Input material |
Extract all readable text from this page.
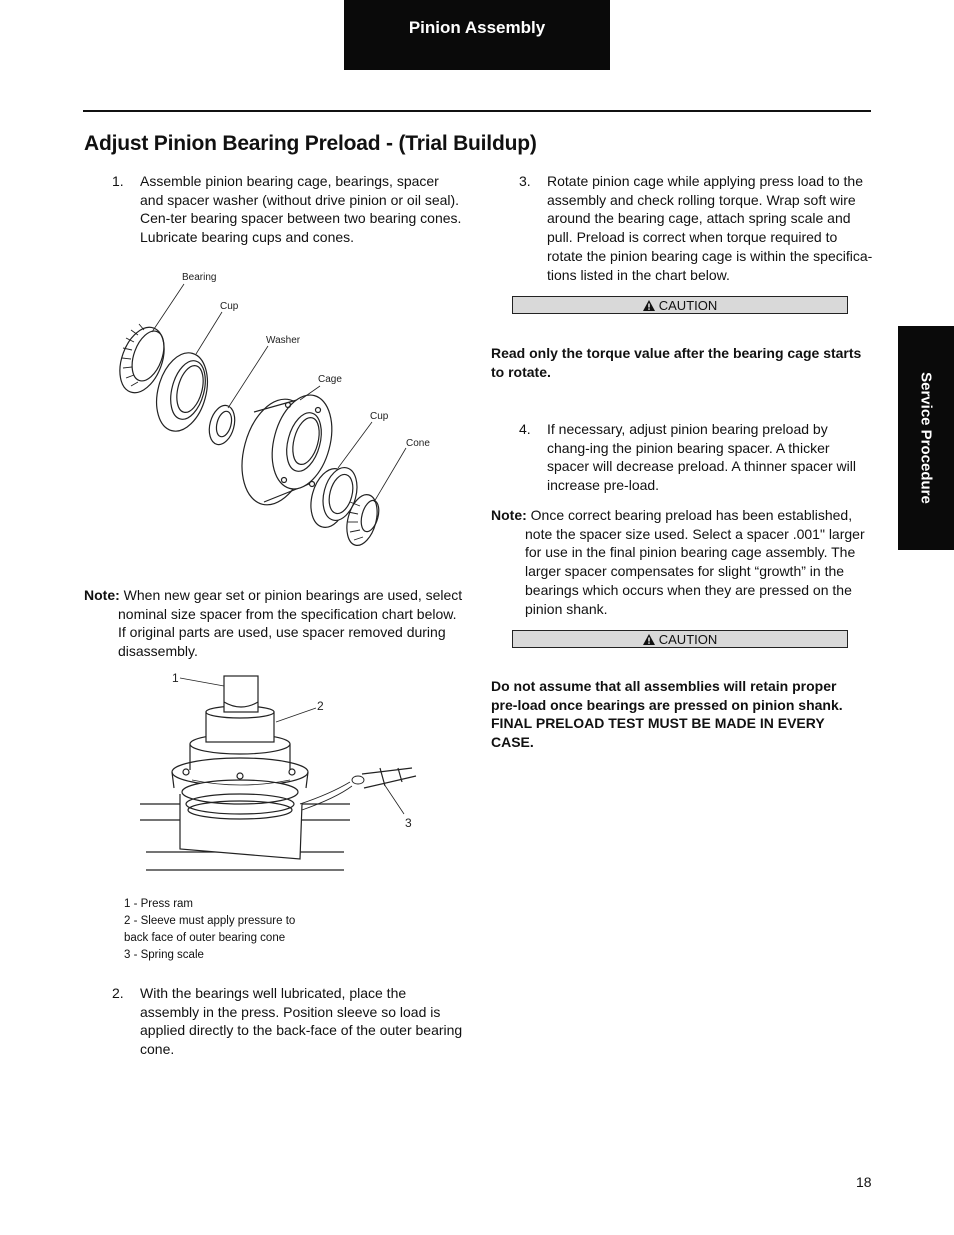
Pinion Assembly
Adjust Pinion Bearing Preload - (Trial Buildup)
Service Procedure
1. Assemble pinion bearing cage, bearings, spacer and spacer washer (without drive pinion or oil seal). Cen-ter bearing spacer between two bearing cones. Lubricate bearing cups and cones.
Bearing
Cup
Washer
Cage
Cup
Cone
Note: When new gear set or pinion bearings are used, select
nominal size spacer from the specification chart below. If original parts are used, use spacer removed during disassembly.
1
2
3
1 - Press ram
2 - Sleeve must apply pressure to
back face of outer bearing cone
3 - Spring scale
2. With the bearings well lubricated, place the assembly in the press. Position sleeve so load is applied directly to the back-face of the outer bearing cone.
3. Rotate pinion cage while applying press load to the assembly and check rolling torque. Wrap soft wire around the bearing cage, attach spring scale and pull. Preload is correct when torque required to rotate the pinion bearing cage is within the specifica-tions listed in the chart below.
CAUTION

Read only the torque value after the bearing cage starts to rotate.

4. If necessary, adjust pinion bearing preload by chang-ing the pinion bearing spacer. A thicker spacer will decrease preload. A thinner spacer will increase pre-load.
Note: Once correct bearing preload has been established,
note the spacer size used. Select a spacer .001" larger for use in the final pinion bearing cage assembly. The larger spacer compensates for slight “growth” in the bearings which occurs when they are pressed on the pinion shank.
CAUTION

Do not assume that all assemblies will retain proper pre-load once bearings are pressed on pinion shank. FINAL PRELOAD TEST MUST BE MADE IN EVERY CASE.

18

...

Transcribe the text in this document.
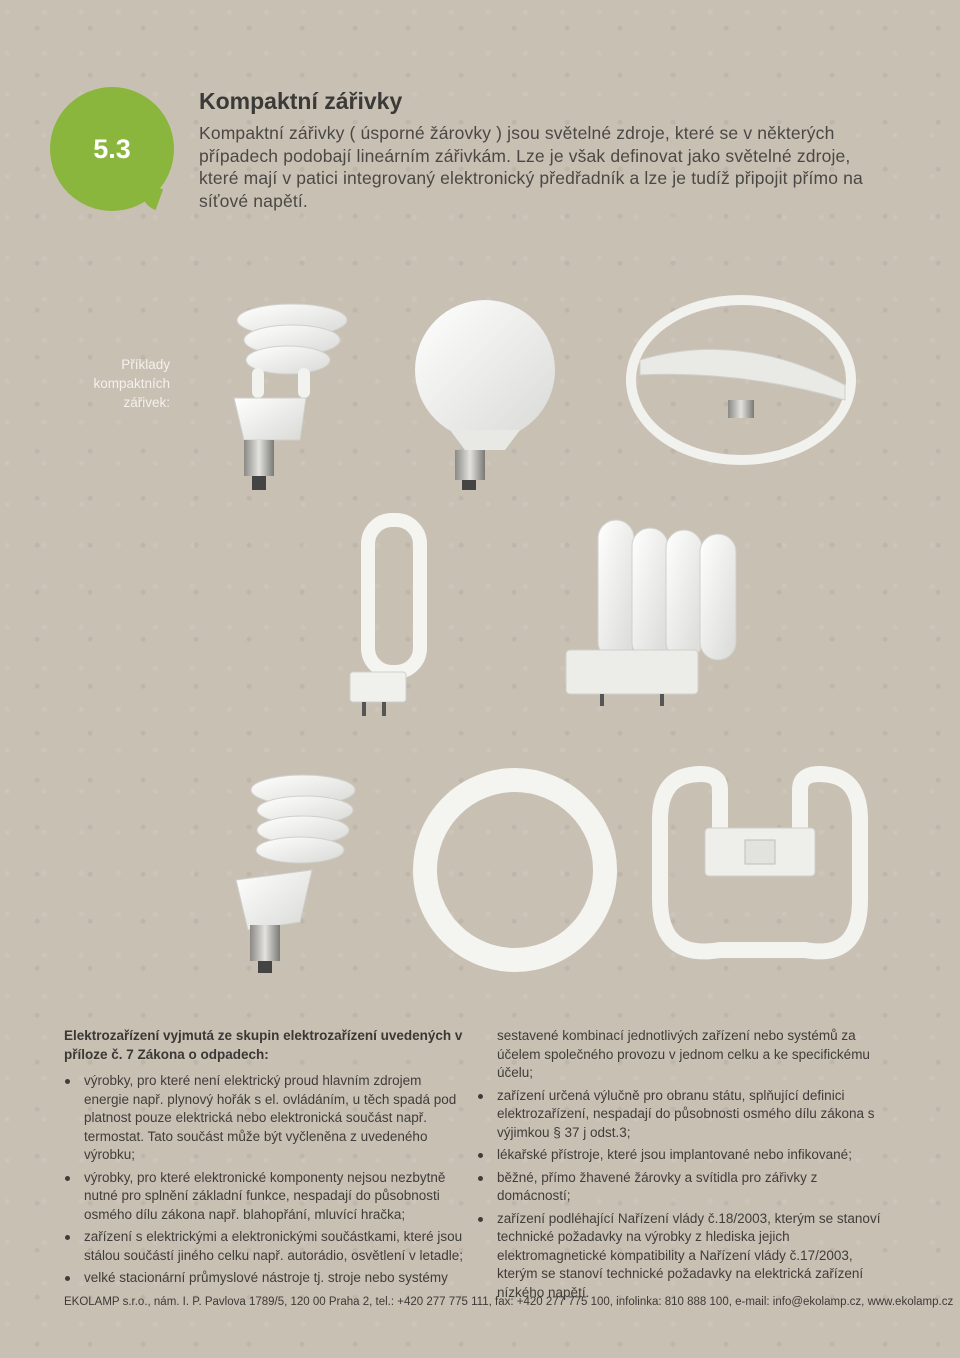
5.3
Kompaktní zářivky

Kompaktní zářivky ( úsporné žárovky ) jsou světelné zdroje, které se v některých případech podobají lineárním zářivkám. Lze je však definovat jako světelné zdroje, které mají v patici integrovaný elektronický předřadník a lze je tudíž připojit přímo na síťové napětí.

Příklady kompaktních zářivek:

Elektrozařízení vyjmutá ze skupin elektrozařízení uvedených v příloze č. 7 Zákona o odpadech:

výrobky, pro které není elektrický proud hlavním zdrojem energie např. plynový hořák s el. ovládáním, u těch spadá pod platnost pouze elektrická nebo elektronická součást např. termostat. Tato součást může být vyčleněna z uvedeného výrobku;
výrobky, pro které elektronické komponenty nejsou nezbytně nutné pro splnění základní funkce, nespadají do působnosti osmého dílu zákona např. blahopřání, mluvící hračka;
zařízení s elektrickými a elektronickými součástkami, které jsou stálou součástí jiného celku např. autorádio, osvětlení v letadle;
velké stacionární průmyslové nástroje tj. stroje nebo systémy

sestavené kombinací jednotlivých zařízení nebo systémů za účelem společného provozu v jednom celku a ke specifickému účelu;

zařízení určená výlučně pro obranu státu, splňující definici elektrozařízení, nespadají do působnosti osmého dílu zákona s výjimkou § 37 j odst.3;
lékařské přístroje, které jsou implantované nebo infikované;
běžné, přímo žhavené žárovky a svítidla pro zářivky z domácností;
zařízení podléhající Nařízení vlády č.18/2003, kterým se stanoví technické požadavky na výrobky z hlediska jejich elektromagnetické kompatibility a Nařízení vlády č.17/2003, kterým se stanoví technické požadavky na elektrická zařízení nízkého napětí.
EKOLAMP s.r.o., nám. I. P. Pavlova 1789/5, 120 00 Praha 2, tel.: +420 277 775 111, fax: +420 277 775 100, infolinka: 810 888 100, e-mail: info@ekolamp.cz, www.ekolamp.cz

Direction | Which lines above hold the word "rotate"? Copy each of them.

Task output |
3. Rotate pinion cage while applying press load to the assembly and check rolling torque. Wrap soft wire around the bearing cage, attach spring scale and pull. Preload is correct when torque required to rotate the pinion bearing cage is within the specifica-tions listed in the chart below.
Read only the torque value after the bearing cage starts to rotate.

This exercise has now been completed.